■ **DATA SECTION**:
--- --- ---

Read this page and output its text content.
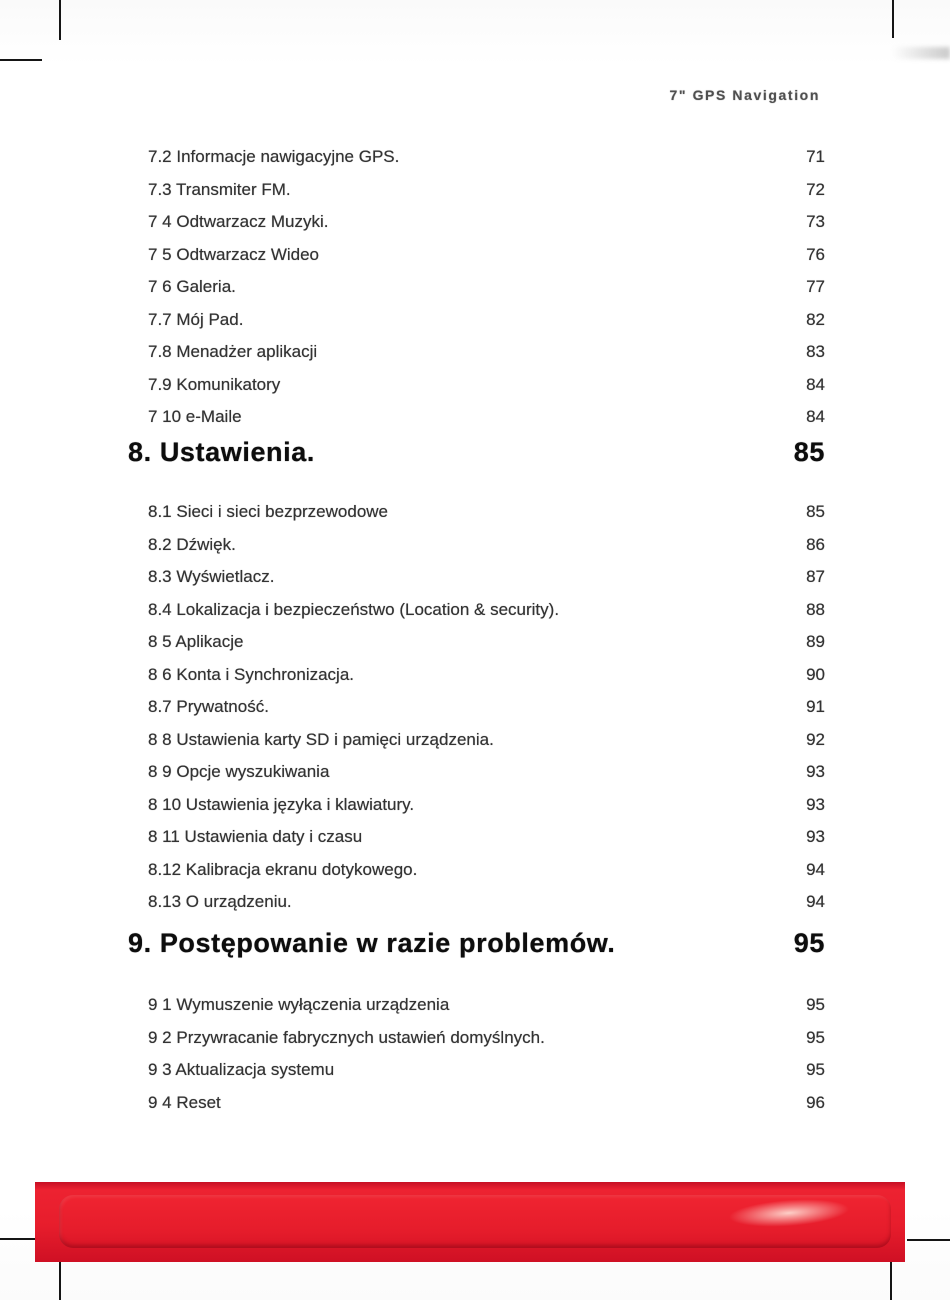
7" GPS Navigation
7.2 Informacje nawigacyjne GPS.	71
7.3 Transmiter FM.	72
7 4 Odtwarzacz Muzyki.	73
7 5 Odtwarzacz Wideo	76
7 6 Galeria.	77
7.7 Mój Pad.	82
7.8 Menadżer aplikacji	83
7.9 Komunikatory	84
7 10 e-Maile	84
8. Ustawienia.	85
8.1 Sieci i sieci bezprzewodowe	85
8.2 Dźwięk.	86
8.3 Wyświetlacz.	87
8.4 Lokalizacja i bezpieczeństwo (Location & security).	88
8 5 Aplikacje	89
8 6 Konta i Synchronizacja.	90
8.7 Prywatność.	91
8 8 Ustawienia karty SD i pamięci urządzenia.	92
8 9 Opcje wyszukiwania	93
8 10 Ustawienia języka i klawiatury.	93
8 11 Ustawienia daty i czasu	93
8.12 Kalibracja ekranu dotykowego.	94
8.13 O urządzeniu.	94
9. Postępowanie w razie problemów.	95
9 1 Wymuszenie wyłączenia urządzenia	95
9 2 Przywracanie fabrycznych ustawień domyślnych.	95
9 3 Aktualizacja systemu	95
9 4 Reset	96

--- --- ---

■ **TASK GOAL**: Every line of the material is to be quoted exactly, with no pictures carried over.

■ **EXERCISE OUTPUT**:
Read this page and output its text content.
7" GPS Navigation
7.2 Informacje nawigacyjne GPS.	71
7.3 Transmiter FM.	72
7 4 Odtwarzacz Muzyki.	73
7 5 Odtwarzacz Wideo	76
7 6 Galeria.	77
7.7 Mój Pad.	82
7.8 Menadżer aplikacji	83
7.9 Komunikatory	84
7 10 e-Maile	84
8. Ustawienia.	85
8.1 Sieci i sieci bezprzewodowe	85
8.2 Dźwięk.	86
8.3 Wyświetlacz.	87
8.4 Lokalizacja i bezpieczeństwo (Location & security).	88
8 5 Aplikacje	89
8 6 Konta i Synchronizacja.	90
8.7 Prywatność.	91
8 8 Ustawienia karty SD i pamięci urządzenia.	92
8 9 Opcje wyszukiwania	93
8 10 Ustawienia języka i klawiatury.	93
8 11 Ustawienia daty i czasu	93
8.12 Kalibracja ekranu dotykowego.	94
8.13 O urządzeniu.	94
9. Postępowanie w razie problemów.	95
9 1 Wymuszenie wyłączenia urządzenia	95
9 2 Przywracanie fabrycznych ustawień domyślnych.	95
9 3 Aktualizacja systemu	95
9 4 Reset	96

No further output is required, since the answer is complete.